---- ENTRIES SHOWN
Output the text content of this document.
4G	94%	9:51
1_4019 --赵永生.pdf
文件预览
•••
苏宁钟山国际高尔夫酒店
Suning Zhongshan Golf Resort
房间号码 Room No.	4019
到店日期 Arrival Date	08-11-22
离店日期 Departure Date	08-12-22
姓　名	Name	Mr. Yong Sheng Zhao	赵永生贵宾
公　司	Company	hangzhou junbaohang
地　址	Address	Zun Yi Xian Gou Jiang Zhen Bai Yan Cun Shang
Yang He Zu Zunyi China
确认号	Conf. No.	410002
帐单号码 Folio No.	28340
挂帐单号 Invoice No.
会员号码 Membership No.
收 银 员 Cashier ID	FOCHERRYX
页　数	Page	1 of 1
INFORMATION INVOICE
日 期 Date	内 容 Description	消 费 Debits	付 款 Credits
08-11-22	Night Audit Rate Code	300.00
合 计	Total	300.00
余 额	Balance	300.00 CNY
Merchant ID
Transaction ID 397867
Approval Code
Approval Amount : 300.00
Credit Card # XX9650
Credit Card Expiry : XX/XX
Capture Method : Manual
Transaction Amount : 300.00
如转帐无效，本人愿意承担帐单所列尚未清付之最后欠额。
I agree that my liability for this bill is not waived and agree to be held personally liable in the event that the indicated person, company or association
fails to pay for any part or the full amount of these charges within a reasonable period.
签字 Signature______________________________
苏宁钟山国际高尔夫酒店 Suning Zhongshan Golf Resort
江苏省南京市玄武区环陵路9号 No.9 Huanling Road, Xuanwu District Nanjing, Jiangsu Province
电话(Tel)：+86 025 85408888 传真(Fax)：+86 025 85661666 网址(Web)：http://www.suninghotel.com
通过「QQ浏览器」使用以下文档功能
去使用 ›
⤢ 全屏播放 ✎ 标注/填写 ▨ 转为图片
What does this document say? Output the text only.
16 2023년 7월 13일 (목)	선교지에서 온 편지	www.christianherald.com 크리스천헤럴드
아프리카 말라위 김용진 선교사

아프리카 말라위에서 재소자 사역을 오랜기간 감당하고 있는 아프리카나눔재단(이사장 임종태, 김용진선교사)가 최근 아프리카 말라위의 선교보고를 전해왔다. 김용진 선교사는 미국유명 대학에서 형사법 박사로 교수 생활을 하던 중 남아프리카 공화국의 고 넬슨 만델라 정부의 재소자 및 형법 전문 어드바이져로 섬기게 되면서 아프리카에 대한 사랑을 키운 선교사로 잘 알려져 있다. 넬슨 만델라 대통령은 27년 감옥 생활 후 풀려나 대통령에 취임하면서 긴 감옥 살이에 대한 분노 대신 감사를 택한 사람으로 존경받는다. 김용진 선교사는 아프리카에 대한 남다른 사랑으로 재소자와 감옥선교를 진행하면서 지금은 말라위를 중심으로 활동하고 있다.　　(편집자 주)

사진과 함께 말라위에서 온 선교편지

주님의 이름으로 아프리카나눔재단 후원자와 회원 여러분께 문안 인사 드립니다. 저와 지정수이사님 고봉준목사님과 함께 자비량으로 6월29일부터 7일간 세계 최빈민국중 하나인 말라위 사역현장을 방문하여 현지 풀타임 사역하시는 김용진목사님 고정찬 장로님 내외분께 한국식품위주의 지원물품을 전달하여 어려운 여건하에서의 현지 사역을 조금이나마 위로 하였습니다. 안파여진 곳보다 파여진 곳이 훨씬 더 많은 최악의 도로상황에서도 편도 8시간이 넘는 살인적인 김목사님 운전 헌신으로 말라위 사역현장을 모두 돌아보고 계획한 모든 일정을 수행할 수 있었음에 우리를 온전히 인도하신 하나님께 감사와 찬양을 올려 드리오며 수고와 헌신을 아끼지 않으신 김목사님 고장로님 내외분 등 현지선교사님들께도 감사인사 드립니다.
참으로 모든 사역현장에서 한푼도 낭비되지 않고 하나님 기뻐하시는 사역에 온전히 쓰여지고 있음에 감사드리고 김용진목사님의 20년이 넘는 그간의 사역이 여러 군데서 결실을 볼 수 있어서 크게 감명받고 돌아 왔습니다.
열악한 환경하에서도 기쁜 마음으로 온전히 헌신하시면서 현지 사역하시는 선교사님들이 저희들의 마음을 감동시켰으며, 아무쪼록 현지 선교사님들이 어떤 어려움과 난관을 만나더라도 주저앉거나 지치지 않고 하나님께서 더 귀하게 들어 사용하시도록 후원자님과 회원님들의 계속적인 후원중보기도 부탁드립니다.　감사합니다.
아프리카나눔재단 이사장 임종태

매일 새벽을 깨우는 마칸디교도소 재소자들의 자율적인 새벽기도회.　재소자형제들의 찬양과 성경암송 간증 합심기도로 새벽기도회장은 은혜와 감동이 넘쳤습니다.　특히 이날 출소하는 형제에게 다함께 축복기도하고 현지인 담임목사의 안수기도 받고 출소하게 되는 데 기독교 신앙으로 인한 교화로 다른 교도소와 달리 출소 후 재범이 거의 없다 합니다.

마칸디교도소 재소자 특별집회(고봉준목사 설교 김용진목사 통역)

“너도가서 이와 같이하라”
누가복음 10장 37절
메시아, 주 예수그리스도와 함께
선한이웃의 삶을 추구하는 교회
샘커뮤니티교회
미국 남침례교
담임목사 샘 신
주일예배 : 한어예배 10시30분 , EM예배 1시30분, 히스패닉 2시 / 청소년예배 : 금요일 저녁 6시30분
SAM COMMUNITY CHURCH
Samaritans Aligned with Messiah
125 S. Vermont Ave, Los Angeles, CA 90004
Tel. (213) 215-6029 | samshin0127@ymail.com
--------
---- ENTRIES SHOWN
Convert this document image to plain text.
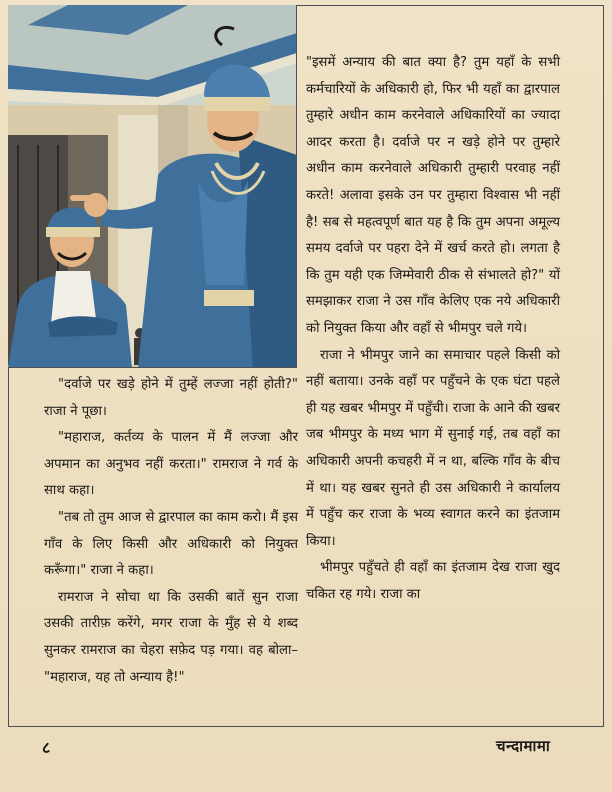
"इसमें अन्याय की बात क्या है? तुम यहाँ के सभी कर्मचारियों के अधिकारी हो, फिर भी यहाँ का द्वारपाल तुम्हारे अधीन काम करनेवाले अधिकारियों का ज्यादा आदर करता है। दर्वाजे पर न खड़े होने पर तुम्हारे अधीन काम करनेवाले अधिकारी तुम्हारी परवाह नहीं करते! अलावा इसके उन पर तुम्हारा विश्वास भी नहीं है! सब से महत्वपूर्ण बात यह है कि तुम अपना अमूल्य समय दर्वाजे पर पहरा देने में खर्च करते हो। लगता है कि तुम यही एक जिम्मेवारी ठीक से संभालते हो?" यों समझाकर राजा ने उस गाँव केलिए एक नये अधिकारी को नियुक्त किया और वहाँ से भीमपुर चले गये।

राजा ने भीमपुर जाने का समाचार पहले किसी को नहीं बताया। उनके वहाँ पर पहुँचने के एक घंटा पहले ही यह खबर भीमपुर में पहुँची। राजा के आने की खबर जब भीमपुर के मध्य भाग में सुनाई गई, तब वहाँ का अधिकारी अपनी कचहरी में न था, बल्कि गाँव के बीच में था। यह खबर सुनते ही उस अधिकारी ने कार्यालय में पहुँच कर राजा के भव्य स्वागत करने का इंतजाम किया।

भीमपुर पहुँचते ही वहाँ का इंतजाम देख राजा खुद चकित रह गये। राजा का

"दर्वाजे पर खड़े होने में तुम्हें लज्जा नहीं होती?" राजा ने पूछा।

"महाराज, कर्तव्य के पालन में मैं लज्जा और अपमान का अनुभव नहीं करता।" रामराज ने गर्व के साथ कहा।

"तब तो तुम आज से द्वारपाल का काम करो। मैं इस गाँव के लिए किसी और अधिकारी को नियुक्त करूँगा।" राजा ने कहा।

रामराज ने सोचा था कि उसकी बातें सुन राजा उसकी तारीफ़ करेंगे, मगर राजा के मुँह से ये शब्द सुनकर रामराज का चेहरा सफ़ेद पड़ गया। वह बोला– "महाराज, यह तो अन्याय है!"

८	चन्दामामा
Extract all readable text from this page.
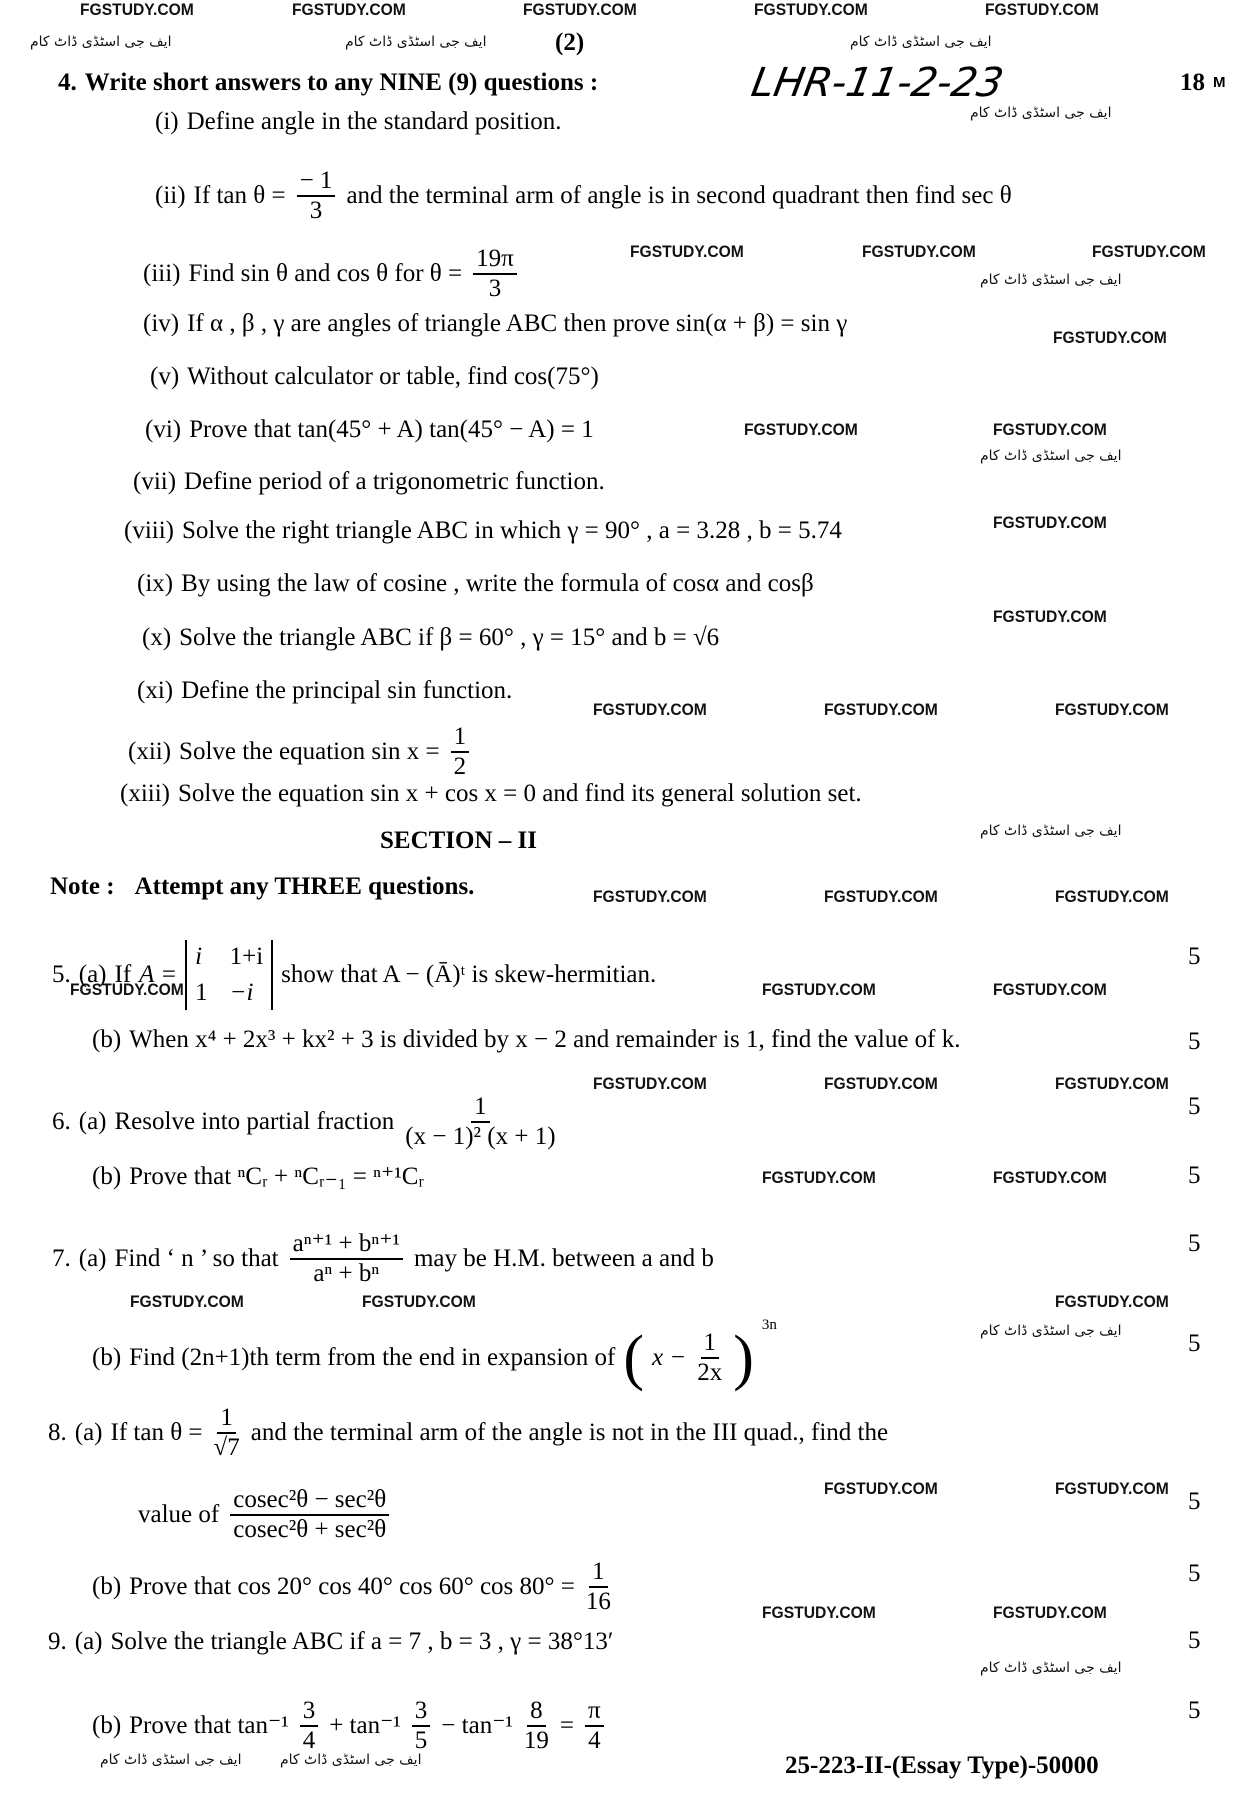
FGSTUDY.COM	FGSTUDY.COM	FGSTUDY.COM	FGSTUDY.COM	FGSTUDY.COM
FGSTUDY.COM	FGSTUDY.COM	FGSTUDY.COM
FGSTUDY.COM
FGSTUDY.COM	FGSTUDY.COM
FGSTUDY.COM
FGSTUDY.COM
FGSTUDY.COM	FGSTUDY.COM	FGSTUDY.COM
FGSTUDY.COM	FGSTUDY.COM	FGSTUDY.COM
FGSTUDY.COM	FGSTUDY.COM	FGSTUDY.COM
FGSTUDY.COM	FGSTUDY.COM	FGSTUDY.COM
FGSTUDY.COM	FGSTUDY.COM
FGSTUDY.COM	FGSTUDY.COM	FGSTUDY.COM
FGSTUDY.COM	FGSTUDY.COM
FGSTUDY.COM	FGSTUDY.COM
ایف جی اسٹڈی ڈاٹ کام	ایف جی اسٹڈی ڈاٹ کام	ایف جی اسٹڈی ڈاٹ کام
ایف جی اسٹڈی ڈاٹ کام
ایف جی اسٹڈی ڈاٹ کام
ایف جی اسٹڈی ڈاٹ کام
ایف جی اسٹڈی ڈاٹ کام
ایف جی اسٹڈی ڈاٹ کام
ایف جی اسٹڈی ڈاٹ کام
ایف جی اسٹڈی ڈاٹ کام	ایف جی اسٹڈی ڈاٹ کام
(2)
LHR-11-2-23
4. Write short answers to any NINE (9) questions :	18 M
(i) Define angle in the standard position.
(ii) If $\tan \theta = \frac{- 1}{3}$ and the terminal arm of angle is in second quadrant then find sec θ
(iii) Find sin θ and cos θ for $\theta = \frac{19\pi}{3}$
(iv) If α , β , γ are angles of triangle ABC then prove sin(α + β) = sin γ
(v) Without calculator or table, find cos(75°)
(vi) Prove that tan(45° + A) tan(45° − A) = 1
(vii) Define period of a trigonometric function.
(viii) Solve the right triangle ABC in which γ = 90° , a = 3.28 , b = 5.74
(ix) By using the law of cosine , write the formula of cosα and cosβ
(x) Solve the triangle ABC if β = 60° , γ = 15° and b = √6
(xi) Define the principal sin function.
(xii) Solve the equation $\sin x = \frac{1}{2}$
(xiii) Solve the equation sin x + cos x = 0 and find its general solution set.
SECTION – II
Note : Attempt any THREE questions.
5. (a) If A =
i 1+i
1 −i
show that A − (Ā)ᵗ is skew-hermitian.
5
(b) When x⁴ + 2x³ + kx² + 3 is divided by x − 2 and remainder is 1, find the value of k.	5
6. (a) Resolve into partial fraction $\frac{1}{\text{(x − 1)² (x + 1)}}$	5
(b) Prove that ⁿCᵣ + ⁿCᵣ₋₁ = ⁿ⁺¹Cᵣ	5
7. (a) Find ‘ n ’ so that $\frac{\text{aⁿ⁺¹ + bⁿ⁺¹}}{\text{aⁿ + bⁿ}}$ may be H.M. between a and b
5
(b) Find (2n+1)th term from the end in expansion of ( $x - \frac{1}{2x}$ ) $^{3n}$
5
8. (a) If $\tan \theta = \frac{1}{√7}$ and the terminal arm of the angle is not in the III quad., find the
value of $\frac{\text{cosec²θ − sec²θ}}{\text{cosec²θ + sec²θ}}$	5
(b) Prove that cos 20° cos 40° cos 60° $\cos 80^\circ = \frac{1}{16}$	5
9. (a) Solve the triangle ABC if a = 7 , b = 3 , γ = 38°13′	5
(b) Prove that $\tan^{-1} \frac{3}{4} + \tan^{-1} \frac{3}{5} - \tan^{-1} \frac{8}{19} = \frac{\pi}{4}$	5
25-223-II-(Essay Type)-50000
--------
## WHAT YOU ARE ASKED TO DO
Find every line that includes the string "말라위에서". Report how many there are and nothing else.

## ANSWER
2